START LISTING

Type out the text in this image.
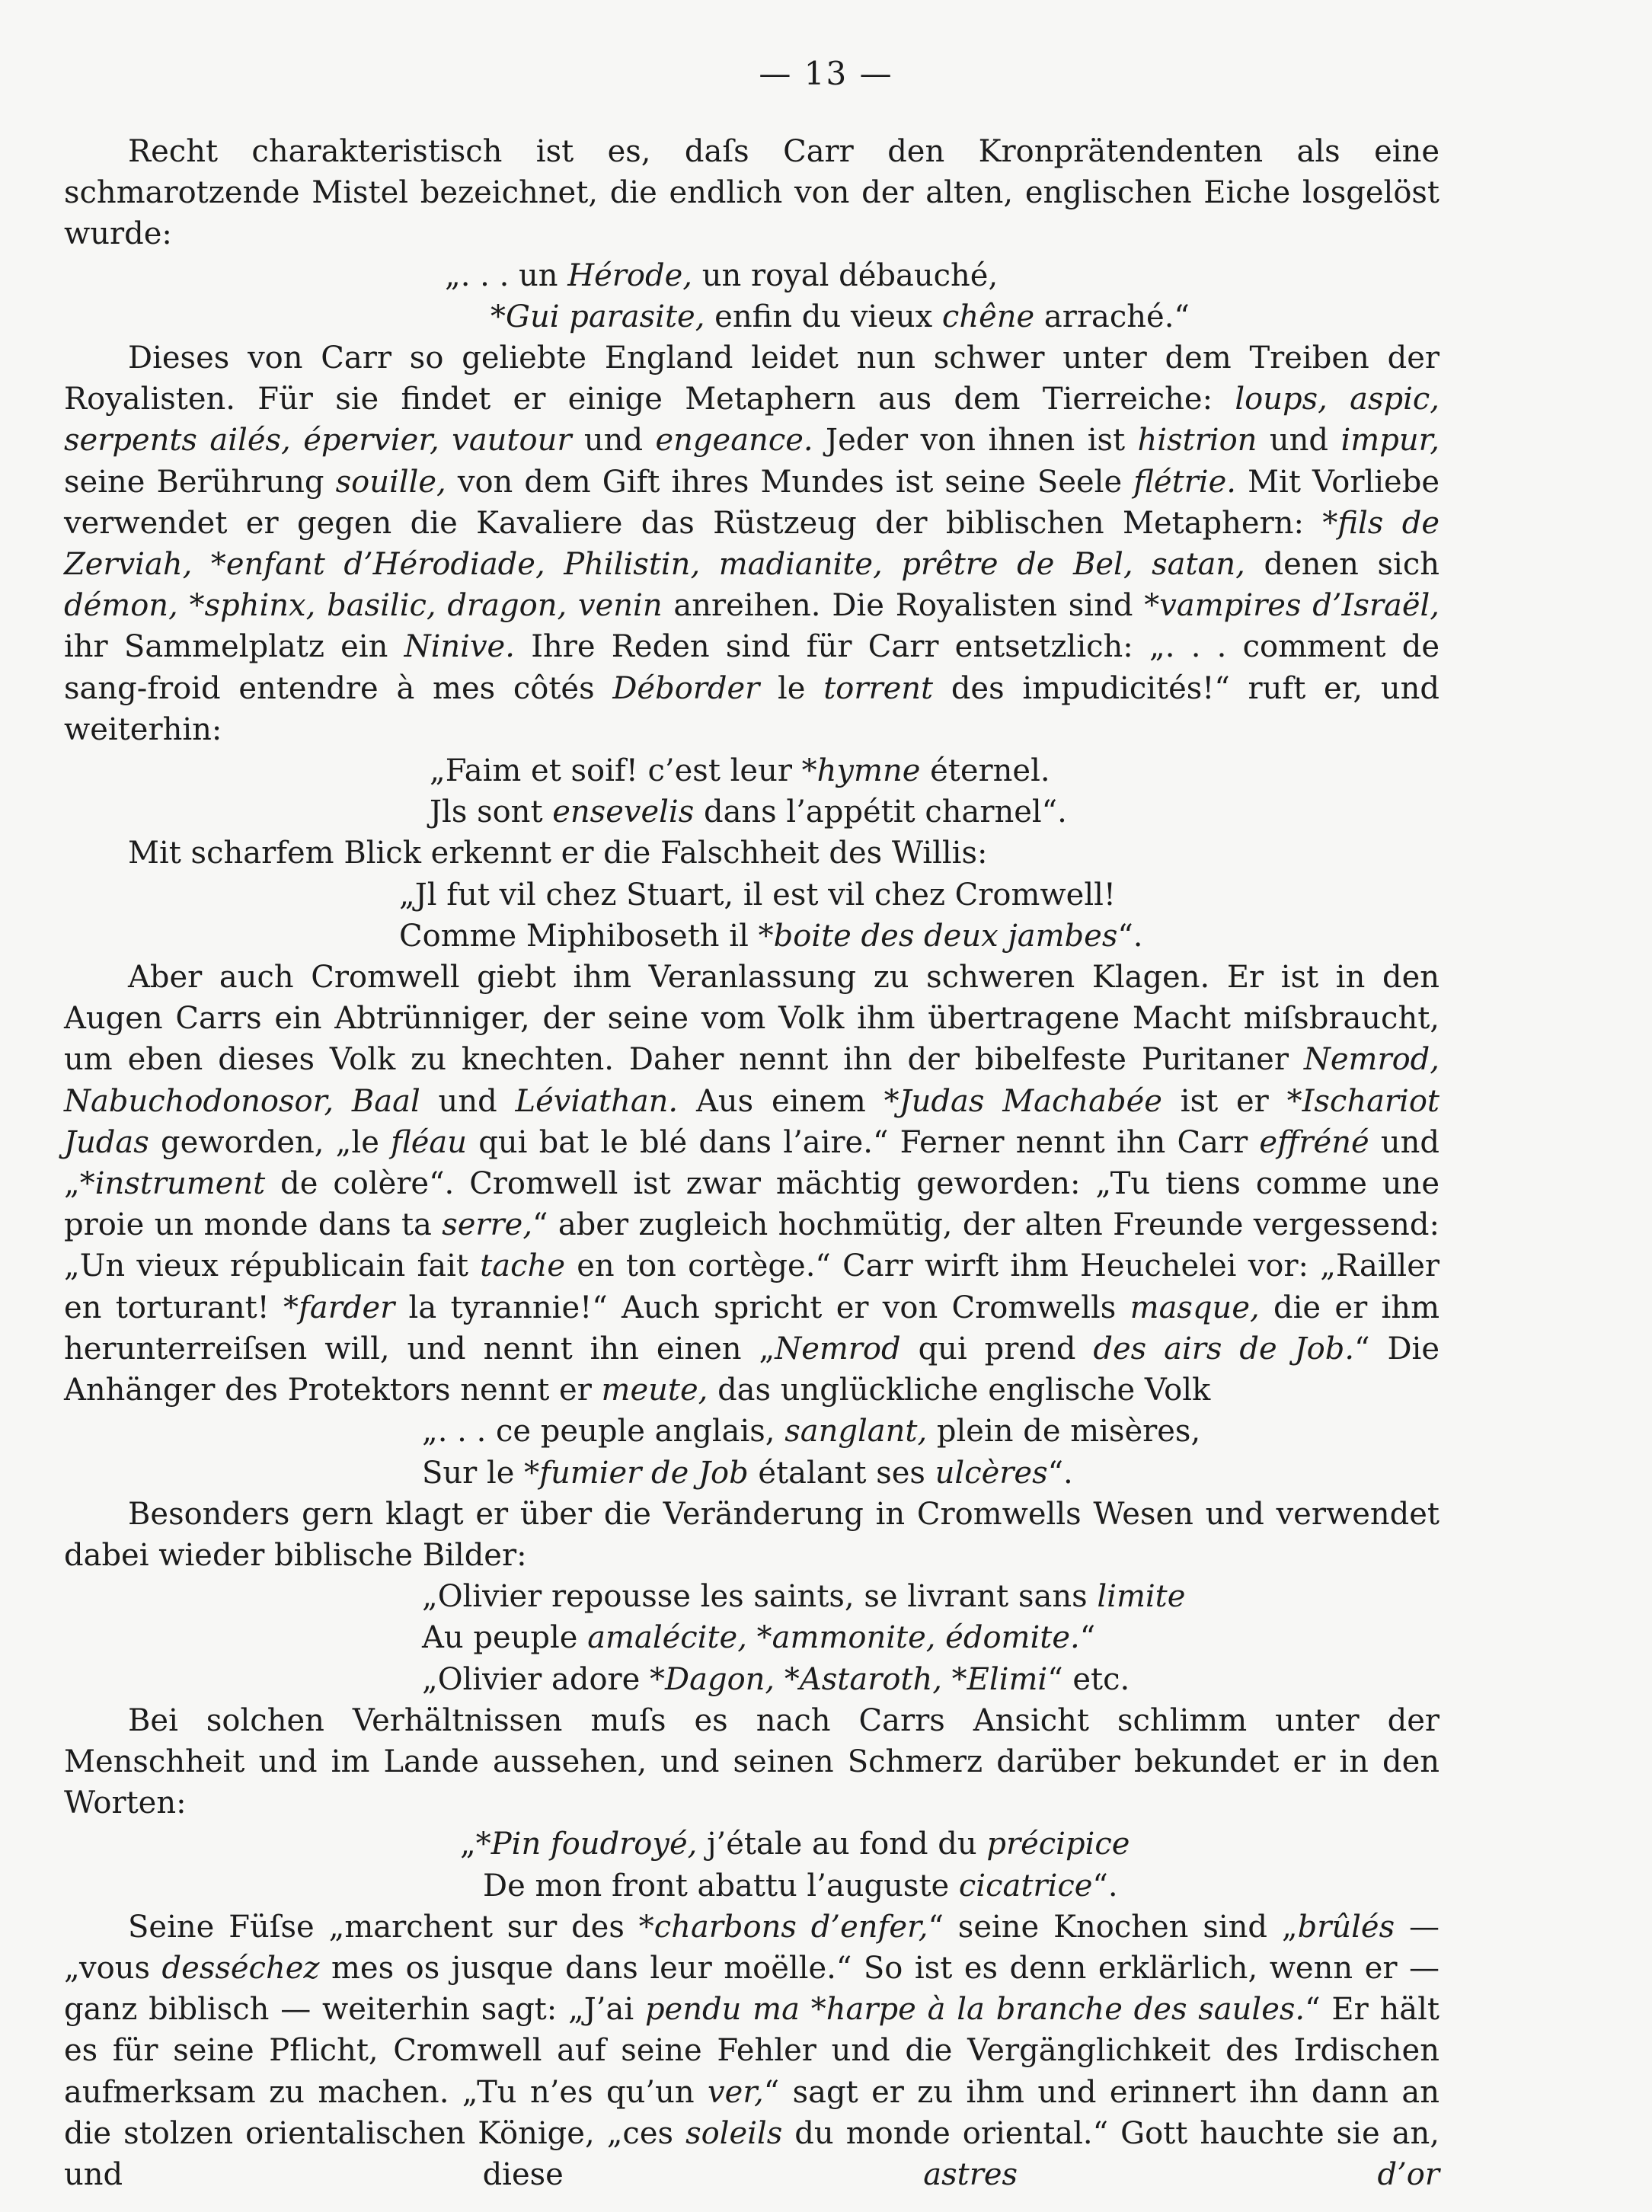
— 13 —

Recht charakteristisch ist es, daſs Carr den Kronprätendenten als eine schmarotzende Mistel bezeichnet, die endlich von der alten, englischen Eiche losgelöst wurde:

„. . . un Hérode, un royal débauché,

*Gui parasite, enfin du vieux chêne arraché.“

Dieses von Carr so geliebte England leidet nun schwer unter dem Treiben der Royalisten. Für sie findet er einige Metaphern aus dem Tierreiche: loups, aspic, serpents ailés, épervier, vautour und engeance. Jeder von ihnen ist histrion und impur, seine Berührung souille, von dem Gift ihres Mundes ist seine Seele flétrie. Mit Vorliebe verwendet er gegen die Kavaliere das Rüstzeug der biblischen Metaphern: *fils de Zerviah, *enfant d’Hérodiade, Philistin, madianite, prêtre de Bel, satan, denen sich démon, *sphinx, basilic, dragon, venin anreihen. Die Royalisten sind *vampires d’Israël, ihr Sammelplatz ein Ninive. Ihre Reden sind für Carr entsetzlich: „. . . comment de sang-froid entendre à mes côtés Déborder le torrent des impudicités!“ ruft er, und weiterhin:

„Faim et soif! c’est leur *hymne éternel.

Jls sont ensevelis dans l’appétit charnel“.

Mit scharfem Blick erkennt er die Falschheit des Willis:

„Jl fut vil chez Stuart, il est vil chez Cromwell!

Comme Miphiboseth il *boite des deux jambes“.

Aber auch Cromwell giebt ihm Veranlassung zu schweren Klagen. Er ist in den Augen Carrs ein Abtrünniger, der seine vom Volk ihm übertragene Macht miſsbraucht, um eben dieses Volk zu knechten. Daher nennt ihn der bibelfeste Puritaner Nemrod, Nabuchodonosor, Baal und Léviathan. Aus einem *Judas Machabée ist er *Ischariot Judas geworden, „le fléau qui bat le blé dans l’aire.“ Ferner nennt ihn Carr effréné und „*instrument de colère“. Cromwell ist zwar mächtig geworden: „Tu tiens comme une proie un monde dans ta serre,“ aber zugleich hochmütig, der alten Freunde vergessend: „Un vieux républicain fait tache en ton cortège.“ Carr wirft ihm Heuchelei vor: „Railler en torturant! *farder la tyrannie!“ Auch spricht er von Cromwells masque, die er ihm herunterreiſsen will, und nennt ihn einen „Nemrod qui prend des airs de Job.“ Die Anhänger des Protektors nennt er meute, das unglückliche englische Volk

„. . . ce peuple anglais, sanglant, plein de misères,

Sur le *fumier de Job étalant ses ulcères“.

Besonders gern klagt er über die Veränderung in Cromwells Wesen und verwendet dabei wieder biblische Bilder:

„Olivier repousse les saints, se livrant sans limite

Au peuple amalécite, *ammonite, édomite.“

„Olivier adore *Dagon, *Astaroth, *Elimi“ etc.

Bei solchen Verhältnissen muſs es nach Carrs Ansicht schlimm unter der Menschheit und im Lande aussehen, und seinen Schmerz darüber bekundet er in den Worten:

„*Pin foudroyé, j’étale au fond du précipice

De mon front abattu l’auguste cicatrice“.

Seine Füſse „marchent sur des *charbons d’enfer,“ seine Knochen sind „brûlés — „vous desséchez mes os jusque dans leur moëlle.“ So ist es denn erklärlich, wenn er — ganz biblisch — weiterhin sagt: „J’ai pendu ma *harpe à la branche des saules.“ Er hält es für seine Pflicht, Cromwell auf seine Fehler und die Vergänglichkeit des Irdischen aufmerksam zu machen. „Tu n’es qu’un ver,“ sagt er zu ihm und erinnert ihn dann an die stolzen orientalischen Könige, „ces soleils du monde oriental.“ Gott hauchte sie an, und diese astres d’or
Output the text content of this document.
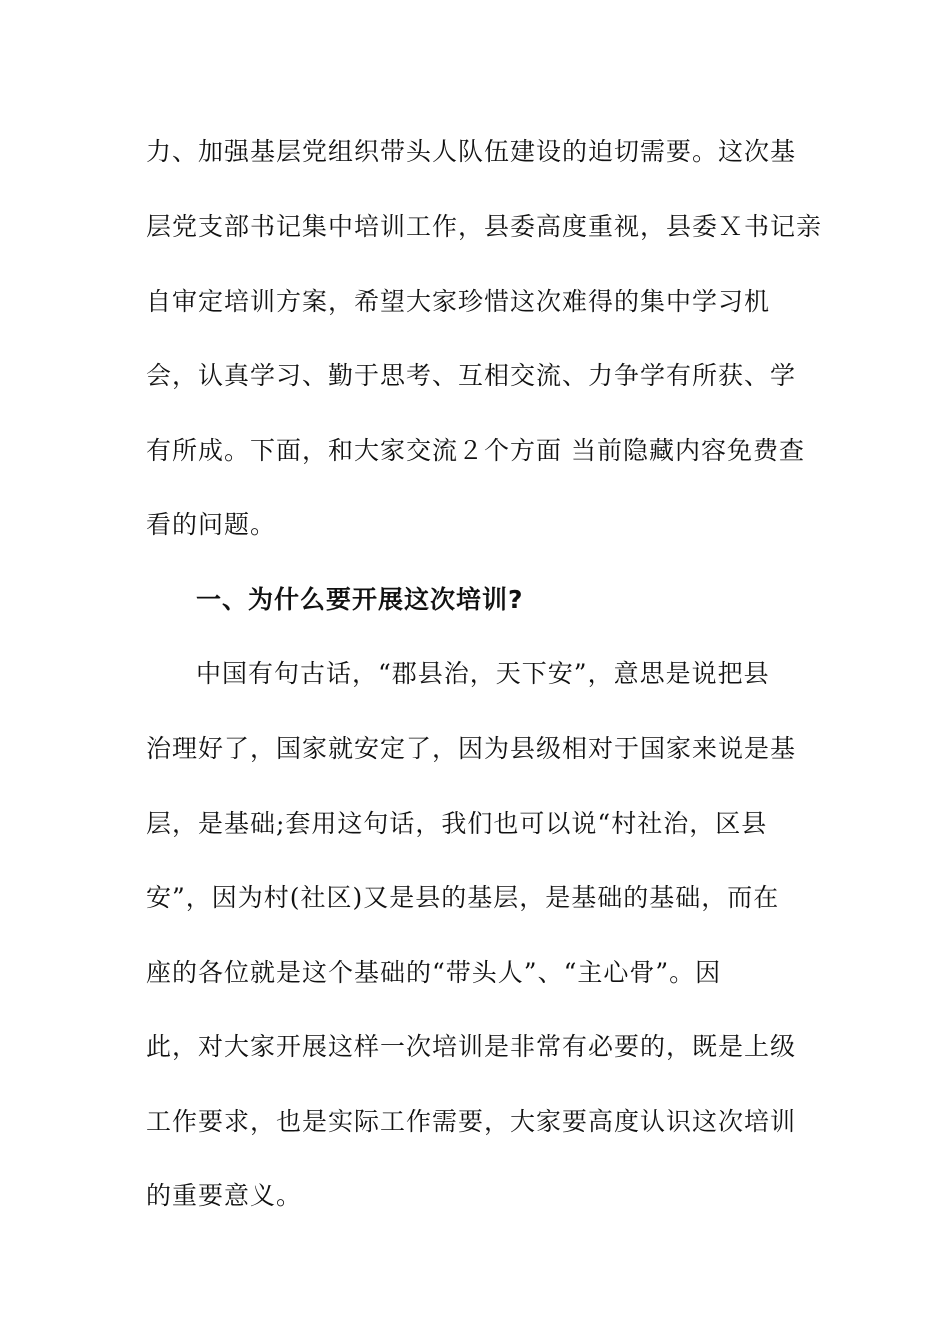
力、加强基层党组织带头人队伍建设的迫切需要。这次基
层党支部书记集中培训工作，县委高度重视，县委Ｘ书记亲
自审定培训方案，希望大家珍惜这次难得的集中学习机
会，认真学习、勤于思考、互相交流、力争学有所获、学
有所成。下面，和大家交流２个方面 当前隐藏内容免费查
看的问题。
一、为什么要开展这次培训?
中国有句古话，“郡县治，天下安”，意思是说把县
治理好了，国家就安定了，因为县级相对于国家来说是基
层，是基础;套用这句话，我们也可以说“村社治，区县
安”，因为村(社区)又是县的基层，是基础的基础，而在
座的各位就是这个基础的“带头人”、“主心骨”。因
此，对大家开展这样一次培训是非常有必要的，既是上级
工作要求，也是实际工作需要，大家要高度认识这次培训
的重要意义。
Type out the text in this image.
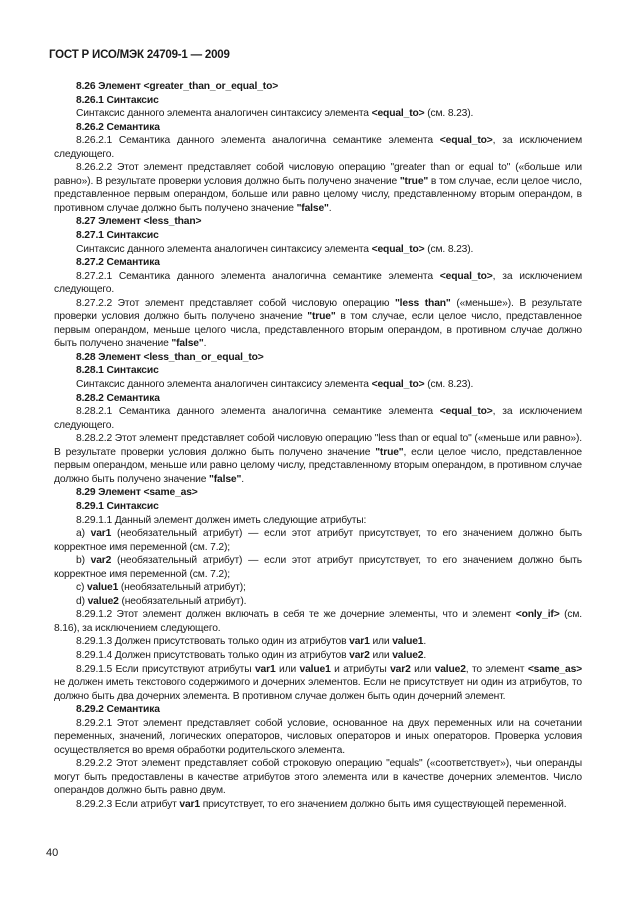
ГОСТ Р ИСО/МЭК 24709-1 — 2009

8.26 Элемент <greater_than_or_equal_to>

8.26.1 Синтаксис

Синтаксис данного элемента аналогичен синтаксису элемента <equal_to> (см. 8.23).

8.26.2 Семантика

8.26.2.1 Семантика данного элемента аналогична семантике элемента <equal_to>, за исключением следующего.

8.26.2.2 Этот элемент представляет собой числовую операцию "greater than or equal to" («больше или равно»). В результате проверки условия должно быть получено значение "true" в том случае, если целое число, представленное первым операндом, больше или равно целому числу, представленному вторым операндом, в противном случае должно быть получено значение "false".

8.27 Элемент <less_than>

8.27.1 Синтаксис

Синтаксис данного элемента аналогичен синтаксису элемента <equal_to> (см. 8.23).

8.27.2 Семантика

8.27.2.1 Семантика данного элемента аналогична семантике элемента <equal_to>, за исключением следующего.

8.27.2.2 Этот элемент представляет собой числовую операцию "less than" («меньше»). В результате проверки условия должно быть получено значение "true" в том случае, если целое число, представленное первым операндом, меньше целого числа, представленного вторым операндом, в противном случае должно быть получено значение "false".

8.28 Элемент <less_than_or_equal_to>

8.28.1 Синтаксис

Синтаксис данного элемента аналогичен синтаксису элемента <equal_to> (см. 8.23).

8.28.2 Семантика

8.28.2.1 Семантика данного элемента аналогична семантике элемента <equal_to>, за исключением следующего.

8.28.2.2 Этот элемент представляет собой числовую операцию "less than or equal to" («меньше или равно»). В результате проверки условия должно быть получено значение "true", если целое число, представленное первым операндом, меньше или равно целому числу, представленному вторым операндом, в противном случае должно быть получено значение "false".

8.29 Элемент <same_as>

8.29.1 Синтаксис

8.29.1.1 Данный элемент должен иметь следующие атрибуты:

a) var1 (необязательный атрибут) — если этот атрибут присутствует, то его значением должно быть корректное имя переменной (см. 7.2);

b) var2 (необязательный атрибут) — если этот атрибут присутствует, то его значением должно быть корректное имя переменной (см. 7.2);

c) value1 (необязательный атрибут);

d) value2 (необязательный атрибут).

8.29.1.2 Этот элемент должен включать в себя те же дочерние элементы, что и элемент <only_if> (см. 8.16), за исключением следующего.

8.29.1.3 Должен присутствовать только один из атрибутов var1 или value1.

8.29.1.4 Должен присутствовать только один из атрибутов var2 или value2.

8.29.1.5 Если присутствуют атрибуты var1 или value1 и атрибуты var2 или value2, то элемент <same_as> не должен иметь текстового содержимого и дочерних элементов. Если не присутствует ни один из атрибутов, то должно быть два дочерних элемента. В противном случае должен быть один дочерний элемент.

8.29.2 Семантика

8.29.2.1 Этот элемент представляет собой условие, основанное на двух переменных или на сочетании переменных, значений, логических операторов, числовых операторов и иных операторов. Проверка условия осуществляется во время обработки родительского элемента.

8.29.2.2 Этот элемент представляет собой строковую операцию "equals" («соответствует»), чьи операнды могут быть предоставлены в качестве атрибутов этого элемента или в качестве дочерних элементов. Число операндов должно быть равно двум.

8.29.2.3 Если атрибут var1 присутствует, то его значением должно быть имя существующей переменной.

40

END LISTING

(YOUR GOAL): Pick out and copy the lines of the entries that hold the string "числу".

(THE OUTPUT):
8.26.2.2 Этот элемент представляет собой числовую операцию "greater than or equal to" («больше или равно»). В результате проверки условия должно быть получено значение "true" в том случае, если целое число, представленное первым операндом, больше или равно целому числу, представленному вторым операндом, в противном случае должно быть получено значение "false".
8.28.2.2 Этот элемент представляет собой числовую операцию "less than or equal to" («меньше или равно»). В результате проверки условия должно быть получено значение "true", если целое число, представленное первым операндом, меньше или равно целому числу, представленному вторым операндом, в противном случае должно быть получено значение "false".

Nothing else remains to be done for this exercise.